*THE PROBLEM:*
From the records below, copy every line that contains the word "ylabel".

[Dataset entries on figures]
BEGIN
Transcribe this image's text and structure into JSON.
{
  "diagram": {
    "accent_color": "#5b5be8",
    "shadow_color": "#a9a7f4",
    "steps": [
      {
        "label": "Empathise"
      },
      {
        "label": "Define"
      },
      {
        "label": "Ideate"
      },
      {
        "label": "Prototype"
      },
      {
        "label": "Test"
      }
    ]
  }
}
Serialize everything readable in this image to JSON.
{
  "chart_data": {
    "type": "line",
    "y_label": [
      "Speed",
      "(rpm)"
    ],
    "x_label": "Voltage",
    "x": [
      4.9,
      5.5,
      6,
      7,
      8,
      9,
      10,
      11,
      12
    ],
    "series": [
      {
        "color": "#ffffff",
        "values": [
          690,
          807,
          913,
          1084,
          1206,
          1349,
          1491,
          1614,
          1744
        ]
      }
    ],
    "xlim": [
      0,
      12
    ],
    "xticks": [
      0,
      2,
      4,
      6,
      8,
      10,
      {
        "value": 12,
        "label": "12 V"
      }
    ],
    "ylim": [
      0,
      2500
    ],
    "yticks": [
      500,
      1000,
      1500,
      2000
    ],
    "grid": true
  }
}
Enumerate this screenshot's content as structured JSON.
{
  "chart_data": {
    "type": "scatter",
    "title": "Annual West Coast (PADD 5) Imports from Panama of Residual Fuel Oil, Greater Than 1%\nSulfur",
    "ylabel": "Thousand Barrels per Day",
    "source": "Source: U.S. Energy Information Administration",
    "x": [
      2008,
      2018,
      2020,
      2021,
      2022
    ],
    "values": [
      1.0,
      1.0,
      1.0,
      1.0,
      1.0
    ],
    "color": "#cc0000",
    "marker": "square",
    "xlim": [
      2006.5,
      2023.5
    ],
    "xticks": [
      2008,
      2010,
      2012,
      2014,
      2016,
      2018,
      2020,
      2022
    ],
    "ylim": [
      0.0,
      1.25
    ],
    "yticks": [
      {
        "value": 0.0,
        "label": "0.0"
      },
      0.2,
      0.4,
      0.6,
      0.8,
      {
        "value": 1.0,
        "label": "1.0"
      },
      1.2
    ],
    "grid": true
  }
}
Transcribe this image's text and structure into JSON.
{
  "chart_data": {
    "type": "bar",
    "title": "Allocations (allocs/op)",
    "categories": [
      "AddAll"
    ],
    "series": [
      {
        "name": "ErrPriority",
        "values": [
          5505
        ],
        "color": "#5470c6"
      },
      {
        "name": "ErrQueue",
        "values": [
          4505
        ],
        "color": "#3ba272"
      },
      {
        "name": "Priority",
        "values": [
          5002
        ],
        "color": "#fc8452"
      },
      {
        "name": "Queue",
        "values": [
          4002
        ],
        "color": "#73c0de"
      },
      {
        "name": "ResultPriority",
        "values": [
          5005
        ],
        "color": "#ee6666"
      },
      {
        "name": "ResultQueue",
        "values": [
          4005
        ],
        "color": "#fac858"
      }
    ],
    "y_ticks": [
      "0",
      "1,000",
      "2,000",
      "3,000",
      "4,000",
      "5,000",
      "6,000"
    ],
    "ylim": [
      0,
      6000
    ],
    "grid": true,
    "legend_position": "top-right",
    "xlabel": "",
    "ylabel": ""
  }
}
END
*ANSWER FOR THIS EXERCISE:*
    "ylabel": "Thousand Barrels per Day",
    "ylabel": ""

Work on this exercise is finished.